(Extracted data entries)
········
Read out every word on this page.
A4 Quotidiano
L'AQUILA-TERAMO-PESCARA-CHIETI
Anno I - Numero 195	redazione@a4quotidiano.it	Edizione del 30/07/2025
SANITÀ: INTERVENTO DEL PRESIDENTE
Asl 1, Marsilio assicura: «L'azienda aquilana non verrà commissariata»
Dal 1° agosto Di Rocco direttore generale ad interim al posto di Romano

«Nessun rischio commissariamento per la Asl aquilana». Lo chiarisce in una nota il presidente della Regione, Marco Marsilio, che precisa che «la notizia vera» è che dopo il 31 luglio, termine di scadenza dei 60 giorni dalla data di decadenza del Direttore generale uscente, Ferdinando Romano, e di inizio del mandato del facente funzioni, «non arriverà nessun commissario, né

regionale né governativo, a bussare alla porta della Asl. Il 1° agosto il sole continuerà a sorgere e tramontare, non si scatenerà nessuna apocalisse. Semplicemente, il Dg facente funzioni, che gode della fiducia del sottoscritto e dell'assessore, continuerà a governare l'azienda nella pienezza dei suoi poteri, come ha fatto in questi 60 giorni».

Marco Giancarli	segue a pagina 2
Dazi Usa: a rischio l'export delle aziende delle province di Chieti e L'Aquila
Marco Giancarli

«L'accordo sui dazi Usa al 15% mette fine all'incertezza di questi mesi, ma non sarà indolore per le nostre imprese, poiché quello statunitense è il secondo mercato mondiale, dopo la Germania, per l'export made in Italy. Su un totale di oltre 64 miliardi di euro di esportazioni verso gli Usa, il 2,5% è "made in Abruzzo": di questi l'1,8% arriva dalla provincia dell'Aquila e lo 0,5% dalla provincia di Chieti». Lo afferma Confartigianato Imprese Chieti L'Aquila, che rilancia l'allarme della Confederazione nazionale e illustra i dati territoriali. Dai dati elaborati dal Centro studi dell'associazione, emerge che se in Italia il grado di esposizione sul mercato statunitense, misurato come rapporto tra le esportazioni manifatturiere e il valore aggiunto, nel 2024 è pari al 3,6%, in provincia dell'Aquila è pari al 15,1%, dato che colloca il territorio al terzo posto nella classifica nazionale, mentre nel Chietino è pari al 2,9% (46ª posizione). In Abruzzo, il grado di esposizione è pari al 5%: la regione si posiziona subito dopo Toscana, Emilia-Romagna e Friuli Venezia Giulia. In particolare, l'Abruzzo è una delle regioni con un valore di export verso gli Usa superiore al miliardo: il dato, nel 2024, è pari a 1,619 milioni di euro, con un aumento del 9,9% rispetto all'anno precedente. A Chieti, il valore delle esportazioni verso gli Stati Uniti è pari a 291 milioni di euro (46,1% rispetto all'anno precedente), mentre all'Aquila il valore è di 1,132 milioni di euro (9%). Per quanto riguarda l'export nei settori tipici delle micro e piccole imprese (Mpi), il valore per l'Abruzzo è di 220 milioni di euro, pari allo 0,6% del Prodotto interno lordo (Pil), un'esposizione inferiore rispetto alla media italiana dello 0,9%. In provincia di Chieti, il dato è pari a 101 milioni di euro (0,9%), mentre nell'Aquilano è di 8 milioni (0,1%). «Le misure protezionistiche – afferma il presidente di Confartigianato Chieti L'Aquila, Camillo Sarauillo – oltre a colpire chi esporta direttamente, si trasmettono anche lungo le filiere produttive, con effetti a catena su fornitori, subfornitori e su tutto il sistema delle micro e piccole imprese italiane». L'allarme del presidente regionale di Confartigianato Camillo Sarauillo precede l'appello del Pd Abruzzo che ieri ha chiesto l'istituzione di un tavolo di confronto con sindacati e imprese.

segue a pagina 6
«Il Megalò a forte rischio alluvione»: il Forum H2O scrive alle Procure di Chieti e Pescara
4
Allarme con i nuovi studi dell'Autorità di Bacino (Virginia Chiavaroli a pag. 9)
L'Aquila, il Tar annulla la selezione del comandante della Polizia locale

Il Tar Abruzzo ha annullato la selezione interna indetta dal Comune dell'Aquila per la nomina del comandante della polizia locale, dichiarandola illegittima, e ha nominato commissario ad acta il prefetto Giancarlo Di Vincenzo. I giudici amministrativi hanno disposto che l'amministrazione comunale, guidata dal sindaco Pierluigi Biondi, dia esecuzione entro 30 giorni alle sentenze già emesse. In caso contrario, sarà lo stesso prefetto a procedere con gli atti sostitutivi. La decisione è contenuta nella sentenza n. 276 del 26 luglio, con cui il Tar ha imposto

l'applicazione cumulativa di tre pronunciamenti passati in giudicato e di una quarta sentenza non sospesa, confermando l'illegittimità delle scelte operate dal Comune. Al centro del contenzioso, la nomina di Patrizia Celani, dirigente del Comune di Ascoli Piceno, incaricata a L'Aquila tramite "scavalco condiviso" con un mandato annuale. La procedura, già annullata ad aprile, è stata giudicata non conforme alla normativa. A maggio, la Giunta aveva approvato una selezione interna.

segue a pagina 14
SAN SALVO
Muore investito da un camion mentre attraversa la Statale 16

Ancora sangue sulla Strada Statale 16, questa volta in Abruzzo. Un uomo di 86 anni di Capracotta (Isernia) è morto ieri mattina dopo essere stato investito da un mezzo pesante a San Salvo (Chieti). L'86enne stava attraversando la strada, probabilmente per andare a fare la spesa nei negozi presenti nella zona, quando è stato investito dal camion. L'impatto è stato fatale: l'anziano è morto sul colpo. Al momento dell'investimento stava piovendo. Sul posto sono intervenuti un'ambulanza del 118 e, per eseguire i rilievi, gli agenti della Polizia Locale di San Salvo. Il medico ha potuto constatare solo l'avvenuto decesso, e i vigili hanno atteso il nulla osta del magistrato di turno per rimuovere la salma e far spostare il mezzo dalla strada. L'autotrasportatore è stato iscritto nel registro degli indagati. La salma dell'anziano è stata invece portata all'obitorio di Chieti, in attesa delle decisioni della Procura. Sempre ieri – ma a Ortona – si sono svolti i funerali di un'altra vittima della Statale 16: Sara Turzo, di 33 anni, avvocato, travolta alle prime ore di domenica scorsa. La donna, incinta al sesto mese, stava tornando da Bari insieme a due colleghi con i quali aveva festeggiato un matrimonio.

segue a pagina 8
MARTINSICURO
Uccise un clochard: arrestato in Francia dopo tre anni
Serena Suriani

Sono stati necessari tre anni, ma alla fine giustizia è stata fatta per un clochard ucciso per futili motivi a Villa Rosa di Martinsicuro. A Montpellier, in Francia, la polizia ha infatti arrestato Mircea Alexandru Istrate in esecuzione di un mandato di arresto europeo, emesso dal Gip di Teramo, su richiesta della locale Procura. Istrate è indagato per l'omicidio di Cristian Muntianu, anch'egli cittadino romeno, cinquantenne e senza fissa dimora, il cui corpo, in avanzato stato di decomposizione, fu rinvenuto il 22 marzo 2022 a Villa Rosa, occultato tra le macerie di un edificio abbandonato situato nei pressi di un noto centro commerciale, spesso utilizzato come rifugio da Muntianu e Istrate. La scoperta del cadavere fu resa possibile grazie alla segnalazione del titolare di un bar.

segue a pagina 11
········
Collect the complete line wherever the string "Marsilio" appears in the records.

Asl 1, Marsilio assicura: «L'azienda aquilana non verrà commissariata»
«Nessun rischio commissariamento per la Asl aquilana». Lo chiarisce in una nota il presidente della Regione, Marco Marsilio, che precisa che «la notizia vera» è che dopo il 31 luglio, termine di scadenza dei 60 giorni dalla data di decadenza del Direttore generale uscente, Ferdinando Romano, e di inizio del mandato del facente funzioni, «non arriverà nessun commissario, né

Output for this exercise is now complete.